[SUPPLIED DATA]
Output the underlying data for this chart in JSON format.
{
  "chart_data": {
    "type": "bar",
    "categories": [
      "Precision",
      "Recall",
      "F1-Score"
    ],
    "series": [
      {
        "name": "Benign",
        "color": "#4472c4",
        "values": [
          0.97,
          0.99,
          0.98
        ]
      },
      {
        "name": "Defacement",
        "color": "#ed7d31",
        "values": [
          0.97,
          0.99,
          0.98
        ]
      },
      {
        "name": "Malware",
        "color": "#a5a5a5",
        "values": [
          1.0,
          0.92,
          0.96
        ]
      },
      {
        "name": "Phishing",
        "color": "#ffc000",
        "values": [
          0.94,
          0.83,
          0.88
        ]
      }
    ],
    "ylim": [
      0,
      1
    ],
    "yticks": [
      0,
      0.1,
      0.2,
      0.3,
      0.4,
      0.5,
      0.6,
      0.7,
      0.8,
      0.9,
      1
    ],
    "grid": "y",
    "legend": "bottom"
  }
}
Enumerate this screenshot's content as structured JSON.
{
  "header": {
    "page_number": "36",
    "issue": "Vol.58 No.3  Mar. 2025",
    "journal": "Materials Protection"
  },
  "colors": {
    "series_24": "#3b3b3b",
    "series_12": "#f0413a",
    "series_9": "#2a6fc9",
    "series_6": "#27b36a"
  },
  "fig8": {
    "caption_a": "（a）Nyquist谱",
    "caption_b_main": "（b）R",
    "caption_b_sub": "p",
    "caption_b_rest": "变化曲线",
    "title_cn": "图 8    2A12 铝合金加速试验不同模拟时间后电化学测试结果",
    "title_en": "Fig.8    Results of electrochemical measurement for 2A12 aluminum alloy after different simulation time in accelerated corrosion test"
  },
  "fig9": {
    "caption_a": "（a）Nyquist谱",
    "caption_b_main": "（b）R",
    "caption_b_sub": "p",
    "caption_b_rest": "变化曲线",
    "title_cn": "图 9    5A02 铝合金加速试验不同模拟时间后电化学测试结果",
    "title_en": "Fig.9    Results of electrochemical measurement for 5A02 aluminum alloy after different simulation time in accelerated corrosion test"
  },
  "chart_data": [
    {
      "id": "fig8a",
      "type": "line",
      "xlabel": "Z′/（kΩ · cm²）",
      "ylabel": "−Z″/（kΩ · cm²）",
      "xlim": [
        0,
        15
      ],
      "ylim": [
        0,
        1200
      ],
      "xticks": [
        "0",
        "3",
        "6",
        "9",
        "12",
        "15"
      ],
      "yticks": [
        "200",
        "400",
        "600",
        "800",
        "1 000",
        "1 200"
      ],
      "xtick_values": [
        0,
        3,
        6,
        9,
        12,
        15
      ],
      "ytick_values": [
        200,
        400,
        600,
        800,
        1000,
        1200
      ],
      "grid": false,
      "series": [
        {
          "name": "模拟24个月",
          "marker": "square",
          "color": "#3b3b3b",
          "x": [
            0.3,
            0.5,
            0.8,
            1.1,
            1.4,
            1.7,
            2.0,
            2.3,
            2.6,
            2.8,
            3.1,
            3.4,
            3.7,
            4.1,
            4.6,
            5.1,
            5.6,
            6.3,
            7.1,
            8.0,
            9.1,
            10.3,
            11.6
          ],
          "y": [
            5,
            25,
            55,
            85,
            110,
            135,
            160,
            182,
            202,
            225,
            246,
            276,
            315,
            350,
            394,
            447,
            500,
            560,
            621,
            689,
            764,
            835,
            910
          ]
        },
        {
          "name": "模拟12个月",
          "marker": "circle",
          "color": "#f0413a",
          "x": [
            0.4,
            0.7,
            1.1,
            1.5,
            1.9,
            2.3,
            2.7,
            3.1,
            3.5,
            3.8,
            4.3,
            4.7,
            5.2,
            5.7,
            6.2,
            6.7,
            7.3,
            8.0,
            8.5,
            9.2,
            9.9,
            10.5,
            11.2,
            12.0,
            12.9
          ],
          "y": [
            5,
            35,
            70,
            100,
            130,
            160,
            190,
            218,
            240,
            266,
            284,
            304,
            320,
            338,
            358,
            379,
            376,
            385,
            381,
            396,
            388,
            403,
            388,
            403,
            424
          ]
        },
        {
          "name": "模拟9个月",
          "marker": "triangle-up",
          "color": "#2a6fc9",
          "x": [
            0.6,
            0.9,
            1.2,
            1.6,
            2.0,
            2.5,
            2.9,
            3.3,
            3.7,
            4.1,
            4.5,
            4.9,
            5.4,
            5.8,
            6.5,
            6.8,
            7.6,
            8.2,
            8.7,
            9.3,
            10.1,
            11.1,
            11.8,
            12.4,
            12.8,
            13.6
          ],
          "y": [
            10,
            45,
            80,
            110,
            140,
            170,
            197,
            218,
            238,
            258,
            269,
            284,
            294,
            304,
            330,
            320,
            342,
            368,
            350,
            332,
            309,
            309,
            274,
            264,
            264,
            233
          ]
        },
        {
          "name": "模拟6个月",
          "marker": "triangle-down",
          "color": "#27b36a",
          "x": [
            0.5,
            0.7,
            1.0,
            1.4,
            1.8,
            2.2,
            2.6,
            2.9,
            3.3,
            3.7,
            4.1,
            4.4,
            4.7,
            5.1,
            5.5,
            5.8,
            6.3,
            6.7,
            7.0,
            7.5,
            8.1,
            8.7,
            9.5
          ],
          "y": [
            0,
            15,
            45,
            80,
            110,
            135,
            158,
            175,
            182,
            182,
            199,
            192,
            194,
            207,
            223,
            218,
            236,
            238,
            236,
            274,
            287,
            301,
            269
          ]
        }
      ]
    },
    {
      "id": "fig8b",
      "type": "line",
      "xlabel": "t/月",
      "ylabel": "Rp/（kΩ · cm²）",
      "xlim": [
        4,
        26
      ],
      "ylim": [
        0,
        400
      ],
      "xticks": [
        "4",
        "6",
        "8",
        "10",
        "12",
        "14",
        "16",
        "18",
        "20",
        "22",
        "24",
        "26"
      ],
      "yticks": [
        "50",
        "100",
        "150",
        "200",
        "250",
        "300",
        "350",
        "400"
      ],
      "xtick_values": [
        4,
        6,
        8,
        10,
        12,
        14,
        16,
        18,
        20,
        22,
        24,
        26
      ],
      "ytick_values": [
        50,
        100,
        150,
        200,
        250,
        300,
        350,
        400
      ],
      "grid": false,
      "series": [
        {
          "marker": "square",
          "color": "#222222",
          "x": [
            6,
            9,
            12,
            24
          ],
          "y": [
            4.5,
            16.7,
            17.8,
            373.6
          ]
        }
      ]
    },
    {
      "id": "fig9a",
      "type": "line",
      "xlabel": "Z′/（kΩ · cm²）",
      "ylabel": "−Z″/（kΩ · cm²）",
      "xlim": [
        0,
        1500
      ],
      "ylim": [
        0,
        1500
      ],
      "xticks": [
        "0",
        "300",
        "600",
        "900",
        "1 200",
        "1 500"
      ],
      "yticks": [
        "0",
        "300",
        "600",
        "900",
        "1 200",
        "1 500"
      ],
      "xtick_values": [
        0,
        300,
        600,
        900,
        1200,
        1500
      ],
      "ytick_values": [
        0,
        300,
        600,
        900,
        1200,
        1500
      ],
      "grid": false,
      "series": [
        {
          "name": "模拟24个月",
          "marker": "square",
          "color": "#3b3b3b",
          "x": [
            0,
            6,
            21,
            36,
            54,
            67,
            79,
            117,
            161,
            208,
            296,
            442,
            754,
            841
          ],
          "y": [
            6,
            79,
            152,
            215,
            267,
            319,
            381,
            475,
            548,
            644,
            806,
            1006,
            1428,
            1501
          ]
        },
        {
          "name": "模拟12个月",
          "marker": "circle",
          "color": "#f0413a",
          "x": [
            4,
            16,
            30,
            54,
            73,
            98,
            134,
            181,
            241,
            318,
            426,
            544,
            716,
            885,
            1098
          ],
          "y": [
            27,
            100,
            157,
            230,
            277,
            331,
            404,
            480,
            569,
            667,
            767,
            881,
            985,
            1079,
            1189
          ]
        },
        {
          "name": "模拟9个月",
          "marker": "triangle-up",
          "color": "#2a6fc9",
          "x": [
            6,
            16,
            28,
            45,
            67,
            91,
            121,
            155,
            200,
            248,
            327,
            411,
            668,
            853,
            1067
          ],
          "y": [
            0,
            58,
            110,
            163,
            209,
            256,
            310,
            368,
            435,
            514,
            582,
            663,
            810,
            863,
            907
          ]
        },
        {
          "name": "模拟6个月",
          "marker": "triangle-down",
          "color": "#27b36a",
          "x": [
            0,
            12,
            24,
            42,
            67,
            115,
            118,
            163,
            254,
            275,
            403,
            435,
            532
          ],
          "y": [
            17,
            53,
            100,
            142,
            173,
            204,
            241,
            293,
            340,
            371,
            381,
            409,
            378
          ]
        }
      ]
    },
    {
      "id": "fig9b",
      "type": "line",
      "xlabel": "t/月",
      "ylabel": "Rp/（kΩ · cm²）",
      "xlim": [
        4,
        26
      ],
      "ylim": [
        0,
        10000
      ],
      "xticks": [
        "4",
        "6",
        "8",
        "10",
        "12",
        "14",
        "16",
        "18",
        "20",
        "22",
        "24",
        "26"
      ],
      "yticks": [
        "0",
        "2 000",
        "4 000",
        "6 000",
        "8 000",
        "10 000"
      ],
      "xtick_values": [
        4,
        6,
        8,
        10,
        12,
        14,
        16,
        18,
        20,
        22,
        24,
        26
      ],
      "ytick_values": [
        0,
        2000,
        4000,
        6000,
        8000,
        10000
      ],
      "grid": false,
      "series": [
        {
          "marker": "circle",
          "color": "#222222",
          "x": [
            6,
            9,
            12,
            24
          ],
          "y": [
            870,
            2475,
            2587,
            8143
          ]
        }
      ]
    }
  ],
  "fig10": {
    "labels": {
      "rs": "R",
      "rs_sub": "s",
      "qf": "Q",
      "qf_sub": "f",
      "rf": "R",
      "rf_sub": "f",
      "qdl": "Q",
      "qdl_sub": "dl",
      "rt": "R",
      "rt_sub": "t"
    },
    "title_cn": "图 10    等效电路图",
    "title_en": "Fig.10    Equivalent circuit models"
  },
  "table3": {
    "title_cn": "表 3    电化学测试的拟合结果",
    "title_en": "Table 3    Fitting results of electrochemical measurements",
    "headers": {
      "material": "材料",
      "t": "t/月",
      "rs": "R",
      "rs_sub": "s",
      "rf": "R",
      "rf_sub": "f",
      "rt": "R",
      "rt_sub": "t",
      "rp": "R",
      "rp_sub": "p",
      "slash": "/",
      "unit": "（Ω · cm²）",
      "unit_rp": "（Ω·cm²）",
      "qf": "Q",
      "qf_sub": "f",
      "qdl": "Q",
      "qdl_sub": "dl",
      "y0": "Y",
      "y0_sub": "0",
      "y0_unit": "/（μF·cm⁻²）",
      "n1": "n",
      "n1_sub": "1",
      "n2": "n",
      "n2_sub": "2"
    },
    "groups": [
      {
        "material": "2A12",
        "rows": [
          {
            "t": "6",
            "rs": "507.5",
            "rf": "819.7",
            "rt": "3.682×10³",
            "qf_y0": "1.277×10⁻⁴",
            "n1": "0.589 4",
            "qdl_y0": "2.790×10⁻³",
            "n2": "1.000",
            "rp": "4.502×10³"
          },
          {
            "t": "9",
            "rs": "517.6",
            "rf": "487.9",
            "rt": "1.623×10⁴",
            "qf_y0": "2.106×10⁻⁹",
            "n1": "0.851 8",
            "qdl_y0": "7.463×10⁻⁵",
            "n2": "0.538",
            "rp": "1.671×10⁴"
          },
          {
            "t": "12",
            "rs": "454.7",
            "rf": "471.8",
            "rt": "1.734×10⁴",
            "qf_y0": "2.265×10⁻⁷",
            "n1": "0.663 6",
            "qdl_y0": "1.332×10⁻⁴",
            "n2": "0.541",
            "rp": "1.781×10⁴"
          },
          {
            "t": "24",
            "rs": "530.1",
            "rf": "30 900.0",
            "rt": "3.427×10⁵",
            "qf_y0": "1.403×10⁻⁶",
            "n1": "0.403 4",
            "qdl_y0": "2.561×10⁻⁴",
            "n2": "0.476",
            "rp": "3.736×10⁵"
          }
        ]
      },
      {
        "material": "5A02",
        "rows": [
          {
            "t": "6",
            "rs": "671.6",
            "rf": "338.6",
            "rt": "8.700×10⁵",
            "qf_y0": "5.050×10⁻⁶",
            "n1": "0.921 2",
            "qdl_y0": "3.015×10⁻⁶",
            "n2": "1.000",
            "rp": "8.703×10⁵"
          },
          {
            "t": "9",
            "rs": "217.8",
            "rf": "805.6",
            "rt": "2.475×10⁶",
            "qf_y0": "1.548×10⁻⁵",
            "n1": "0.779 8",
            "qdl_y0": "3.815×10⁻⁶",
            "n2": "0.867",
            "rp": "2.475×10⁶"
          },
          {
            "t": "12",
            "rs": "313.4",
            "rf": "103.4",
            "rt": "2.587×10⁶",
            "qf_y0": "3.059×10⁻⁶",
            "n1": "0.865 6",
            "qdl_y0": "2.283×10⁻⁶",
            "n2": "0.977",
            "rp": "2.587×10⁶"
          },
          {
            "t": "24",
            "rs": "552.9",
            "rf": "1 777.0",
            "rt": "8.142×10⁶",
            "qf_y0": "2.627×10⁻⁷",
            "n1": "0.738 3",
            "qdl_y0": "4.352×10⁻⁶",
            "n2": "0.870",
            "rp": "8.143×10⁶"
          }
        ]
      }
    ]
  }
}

[EXERCISE OBJECTIVE] Using the listing above, say how many of its lines contain the string "JSON", giving nothing but the figure.

[SOLUTION BELOW] 2